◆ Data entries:
————————
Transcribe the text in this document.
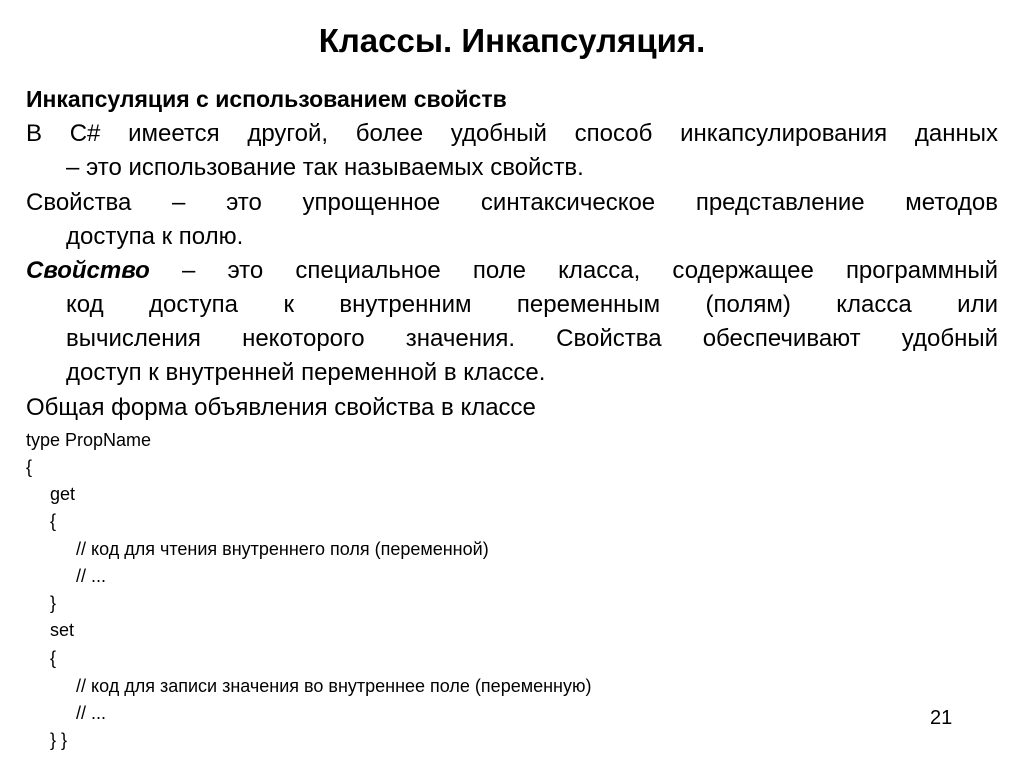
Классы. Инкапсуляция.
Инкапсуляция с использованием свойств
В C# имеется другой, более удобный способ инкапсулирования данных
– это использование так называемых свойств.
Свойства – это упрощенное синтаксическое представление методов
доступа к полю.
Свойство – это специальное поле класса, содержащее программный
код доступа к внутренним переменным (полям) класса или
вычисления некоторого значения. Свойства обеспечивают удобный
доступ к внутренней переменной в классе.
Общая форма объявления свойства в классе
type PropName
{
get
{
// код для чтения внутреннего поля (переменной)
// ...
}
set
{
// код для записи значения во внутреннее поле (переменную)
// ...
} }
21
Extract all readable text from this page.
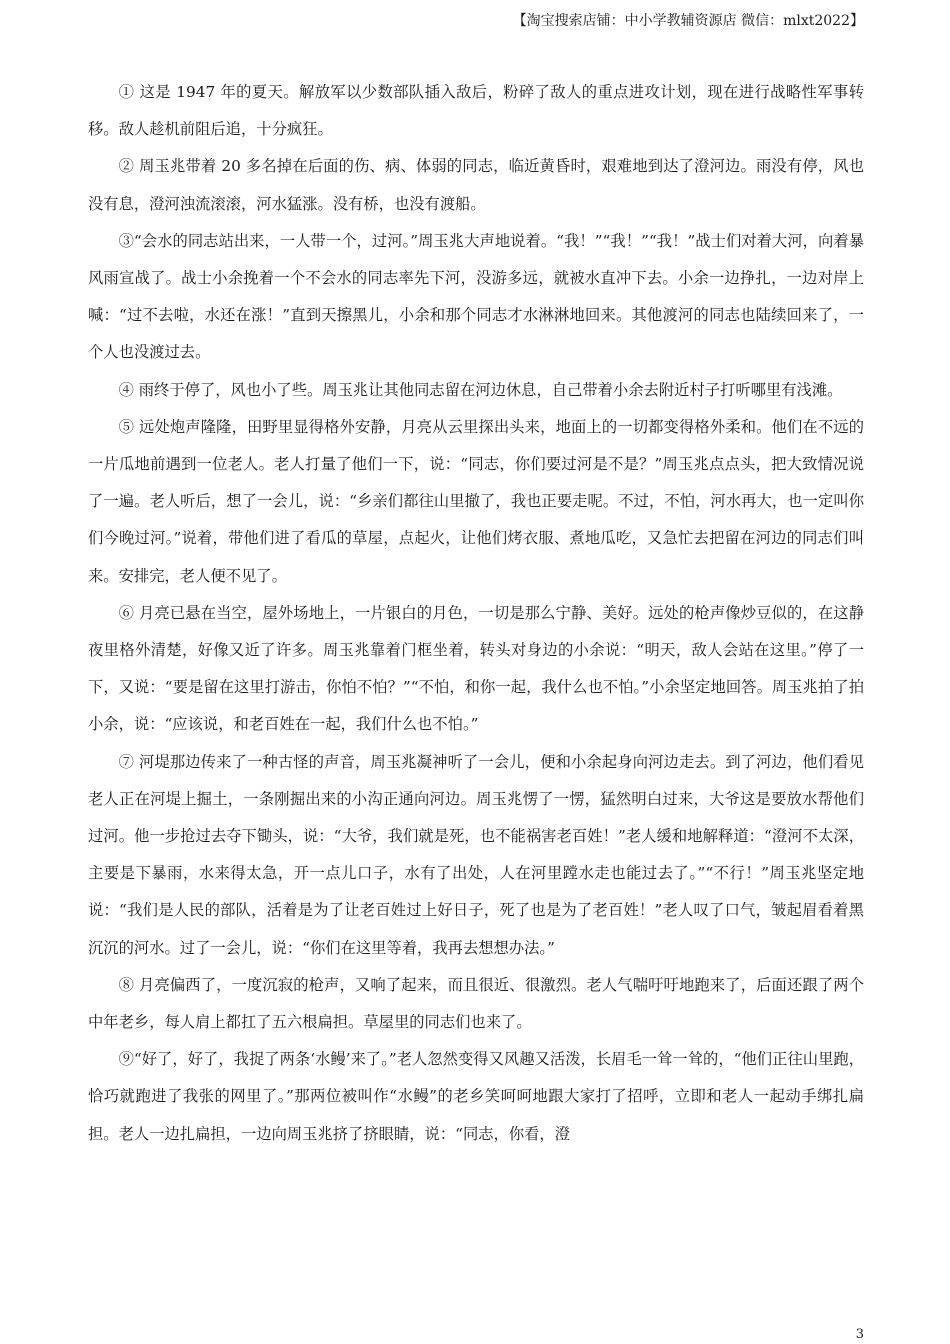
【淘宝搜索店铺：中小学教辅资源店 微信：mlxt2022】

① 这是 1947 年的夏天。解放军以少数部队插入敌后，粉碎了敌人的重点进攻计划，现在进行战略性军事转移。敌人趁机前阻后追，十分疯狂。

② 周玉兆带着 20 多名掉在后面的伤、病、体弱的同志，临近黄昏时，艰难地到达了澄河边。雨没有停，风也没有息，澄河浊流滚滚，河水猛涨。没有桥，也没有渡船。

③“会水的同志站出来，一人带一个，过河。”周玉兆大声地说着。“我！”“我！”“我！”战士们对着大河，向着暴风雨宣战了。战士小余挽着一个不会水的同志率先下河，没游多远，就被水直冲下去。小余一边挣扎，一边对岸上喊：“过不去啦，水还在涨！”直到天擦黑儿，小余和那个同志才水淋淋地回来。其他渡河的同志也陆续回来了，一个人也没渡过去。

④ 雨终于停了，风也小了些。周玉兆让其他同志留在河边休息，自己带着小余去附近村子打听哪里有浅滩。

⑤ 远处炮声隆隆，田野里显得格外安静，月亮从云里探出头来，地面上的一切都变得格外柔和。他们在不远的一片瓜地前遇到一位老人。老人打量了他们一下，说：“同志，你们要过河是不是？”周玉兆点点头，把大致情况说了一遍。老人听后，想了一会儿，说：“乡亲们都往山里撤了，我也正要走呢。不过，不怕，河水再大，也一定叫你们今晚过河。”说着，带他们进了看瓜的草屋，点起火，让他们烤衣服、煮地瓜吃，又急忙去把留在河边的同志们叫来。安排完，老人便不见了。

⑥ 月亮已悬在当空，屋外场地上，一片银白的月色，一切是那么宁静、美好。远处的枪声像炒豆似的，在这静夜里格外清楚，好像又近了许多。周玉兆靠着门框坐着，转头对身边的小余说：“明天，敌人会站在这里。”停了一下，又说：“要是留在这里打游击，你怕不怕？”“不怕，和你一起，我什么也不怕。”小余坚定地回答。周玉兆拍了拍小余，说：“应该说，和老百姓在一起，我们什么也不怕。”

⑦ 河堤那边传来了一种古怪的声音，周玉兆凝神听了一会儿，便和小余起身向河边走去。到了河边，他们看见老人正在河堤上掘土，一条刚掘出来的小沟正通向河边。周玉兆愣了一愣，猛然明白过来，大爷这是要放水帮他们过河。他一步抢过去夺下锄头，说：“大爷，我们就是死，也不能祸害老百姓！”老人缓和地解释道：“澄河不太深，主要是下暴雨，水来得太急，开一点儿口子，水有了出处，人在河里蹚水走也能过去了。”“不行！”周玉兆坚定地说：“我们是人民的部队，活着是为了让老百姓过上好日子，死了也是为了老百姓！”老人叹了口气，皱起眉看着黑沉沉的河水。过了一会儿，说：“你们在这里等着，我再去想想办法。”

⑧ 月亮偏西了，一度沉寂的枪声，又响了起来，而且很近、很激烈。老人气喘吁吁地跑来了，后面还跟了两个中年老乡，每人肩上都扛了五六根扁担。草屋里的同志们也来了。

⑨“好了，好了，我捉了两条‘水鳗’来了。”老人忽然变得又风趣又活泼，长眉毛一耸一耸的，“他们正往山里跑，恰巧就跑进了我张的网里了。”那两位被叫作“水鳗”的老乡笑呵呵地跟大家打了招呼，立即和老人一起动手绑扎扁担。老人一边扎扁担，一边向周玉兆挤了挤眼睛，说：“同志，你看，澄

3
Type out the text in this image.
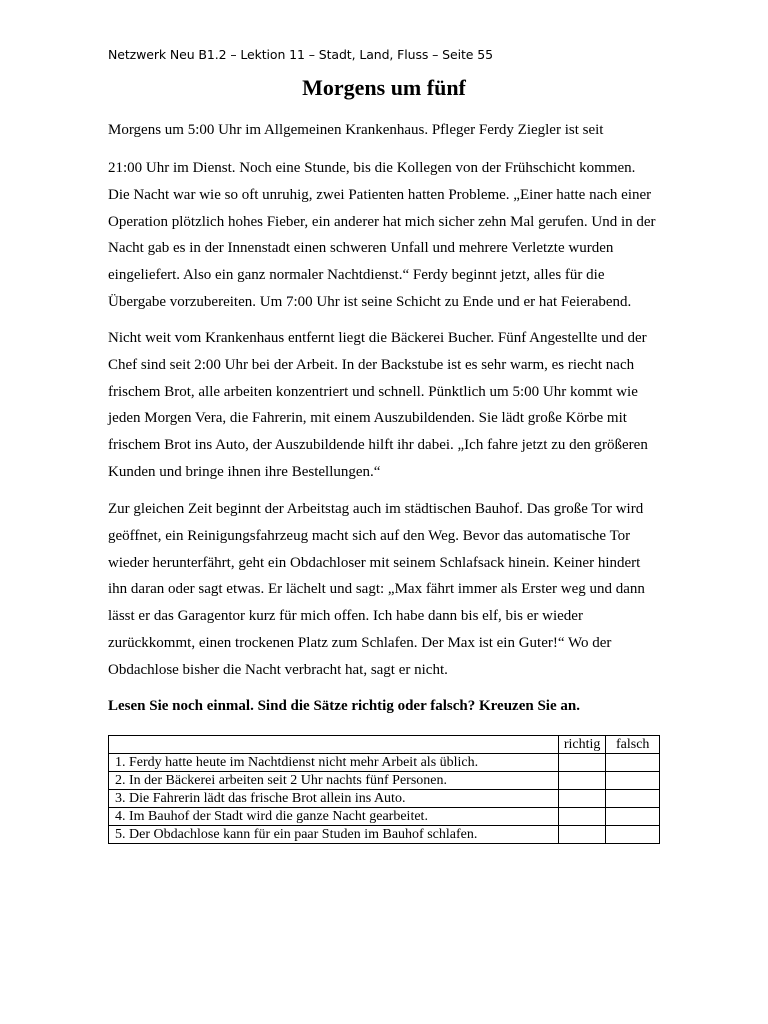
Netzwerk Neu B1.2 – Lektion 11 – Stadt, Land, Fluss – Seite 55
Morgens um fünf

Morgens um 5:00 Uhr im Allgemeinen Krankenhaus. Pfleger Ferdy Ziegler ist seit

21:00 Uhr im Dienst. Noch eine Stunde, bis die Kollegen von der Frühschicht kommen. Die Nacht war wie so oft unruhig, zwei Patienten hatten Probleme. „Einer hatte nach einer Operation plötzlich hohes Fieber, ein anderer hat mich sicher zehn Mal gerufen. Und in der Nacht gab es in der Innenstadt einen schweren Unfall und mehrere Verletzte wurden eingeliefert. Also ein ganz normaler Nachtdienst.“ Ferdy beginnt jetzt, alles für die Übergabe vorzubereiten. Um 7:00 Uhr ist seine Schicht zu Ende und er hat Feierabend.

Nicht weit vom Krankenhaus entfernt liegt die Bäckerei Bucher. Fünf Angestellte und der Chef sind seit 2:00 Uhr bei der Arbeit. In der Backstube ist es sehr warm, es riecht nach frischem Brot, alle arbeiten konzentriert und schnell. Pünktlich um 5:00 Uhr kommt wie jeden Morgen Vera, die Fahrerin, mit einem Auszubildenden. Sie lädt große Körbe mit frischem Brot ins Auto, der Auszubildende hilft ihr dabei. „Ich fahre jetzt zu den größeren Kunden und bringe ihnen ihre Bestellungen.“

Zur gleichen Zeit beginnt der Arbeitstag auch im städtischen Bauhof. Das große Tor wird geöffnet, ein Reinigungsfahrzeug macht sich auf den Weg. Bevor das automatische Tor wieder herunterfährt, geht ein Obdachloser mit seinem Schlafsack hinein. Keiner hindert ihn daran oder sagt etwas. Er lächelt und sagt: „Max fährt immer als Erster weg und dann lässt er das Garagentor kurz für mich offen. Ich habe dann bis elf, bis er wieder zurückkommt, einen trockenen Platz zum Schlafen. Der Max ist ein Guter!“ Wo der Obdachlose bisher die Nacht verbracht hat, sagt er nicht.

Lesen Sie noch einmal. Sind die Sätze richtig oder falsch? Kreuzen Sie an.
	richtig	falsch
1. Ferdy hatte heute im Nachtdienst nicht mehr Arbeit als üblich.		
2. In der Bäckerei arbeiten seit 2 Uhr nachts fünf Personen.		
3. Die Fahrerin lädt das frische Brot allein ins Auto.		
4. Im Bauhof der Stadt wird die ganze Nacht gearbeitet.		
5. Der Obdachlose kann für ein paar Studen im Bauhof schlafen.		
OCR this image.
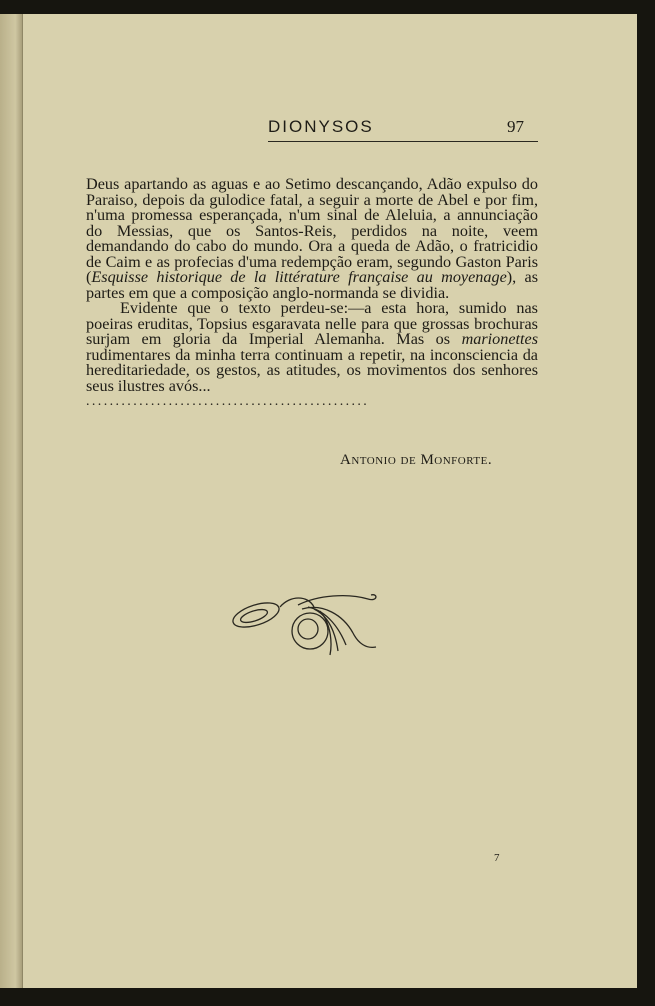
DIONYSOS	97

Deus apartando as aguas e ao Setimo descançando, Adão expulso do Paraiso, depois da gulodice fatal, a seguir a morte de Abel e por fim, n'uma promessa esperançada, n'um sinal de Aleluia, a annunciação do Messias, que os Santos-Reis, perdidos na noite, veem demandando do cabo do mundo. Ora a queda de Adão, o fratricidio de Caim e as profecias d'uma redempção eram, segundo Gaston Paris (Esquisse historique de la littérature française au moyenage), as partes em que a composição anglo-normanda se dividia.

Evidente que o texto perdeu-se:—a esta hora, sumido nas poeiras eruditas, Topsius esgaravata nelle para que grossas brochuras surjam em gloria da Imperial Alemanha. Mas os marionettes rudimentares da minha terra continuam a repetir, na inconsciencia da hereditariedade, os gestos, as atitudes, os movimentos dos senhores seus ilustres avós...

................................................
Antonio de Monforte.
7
————————
◆ THE TASK:
Beginning with the line that contains "OCR this image.", repeat every remaining line of the data exactly, the last line included, and omit pictures.

◆ EXPECTED ANSWER:
OCR this image.
DIONYSOS	97

Deus apartando as aguas e ao Setimo descançando, Adão expulso do Paraiso, depois da gulodice fatal, a seguir a morte de Abel e por fim, n'uma promessa esperançada, n'um sinal de Aleluia, a annunciação do Messias, que os Santos-Reis, perdidos na noite, veem demandando do cabo do mundo. Ora a queda de Adão, o fratricidio de Caim e as profecias d'uma redempção eram, segundo Gaston Paris (Esquisse historique de la littérature française au moyenage), as partes em que a composição anglo-normanda se dividia.

Evidente que o texto perdeu-se:—a esta hora, sumido nas poeiras eruditas, Topsius esgaravata nelle para que grossas brochuras surjam em gloria da Imperial Alemanha. Mas os marionettes rudimentares da minha terra continuam a repetir, na inconsciencia da hereditariedade, os gestos, as atitudes, os movimentos dos senhores seus ilustres avós...

................................................
Antonio de Monforte.
7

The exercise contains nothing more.